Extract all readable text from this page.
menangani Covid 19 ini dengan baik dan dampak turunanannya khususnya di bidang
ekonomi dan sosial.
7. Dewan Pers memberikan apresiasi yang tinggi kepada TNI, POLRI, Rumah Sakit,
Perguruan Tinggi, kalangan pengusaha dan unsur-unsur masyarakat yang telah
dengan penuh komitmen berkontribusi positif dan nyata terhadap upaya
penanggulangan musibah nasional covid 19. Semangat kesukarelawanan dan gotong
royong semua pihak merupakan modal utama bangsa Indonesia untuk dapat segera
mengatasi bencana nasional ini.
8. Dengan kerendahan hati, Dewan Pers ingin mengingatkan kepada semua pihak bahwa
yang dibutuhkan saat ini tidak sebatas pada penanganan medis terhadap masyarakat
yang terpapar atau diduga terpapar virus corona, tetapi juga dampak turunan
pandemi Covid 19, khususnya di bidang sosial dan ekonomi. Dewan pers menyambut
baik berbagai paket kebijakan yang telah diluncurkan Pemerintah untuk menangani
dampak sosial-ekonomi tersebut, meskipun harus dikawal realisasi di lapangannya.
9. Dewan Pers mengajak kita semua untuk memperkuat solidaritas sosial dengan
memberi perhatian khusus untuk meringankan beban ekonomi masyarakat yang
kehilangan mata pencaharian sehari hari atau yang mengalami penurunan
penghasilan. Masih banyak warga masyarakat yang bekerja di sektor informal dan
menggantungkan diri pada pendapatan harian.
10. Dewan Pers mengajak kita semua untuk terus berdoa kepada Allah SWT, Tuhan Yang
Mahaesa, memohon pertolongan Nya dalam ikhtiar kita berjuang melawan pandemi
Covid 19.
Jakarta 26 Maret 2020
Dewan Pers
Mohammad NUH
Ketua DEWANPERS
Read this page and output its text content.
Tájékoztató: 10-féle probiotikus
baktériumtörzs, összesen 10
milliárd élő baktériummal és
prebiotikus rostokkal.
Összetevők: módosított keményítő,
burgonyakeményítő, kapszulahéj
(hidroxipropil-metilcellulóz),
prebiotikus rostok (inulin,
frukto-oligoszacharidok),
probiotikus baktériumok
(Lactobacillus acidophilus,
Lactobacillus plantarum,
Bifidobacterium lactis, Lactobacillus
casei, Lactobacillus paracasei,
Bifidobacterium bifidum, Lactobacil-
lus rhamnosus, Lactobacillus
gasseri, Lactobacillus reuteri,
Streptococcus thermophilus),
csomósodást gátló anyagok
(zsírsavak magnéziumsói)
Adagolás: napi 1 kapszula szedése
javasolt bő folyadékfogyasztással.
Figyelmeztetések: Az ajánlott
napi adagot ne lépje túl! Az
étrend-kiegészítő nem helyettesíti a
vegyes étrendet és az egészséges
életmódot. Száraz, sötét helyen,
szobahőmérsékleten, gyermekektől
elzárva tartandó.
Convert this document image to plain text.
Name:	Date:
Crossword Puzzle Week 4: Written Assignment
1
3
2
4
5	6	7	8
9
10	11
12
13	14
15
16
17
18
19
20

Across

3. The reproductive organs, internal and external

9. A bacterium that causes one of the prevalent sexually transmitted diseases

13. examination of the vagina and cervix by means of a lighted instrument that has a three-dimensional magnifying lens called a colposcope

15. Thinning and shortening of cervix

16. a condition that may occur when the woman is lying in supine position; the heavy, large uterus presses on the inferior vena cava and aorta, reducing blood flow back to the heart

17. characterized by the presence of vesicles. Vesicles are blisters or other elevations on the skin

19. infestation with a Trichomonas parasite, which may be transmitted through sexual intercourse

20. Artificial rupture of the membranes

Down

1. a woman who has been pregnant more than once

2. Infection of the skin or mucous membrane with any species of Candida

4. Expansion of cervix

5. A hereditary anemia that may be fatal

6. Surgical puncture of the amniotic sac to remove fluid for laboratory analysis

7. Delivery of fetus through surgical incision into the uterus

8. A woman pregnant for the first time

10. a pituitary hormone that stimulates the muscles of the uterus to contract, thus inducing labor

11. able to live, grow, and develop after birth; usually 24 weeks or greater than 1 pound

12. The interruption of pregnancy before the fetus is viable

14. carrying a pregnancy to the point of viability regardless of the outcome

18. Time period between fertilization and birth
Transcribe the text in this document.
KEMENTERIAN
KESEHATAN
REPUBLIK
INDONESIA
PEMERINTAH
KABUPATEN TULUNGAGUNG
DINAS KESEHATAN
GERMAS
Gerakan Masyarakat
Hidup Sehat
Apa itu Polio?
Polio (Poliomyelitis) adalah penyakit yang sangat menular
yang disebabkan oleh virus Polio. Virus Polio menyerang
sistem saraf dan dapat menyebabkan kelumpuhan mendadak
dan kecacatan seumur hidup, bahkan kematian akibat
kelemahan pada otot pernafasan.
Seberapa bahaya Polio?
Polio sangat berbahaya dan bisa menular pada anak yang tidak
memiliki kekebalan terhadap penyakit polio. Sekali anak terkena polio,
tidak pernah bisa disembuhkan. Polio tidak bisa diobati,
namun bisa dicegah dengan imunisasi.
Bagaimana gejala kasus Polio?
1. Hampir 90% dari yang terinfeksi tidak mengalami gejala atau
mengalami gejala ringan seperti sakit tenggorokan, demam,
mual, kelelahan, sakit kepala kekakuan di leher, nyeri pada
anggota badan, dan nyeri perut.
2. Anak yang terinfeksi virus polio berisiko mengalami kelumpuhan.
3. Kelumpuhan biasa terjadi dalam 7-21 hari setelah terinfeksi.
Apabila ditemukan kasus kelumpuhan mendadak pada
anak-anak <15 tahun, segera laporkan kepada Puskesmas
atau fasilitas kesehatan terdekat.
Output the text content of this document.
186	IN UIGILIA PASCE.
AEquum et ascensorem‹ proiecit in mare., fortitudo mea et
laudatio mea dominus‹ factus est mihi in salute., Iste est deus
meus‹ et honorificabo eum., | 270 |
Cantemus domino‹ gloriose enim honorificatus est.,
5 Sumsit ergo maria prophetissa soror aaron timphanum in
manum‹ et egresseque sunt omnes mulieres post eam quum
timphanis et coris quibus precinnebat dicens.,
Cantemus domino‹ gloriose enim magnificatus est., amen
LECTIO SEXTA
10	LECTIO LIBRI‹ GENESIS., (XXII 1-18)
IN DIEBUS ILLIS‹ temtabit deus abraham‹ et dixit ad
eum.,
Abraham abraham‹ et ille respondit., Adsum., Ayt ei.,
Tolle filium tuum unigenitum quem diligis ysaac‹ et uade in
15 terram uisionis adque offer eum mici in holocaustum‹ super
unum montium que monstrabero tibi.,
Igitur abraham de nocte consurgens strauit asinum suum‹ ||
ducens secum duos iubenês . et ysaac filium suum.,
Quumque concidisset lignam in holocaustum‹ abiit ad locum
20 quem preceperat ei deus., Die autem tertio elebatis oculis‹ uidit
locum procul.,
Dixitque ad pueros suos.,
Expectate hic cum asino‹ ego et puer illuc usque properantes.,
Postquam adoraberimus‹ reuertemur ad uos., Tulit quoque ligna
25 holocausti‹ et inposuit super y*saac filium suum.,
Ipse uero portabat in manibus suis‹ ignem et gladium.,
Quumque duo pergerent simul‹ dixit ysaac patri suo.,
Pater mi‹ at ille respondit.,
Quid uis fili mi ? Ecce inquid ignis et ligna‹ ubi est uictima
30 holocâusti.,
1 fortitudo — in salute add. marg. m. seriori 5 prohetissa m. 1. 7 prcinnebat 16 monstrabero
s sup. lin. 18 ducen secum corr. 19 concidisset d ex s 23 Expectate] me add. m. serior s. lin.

_Work task_
Copy every line of the records above that holds the word "tidak".

_Exercise result_
yang dibutuhkan saat ini tidak sebatas pada penanganan medis terhadap masyarakat
Polio sangat berbahaya dan bisa menular pada anak yang tidak
tidak pernah bisa disembuhkan. Polio tidak bisa diobati,
1. Hampir 90% dari yang terinfeksi tidak mengalami gejala atau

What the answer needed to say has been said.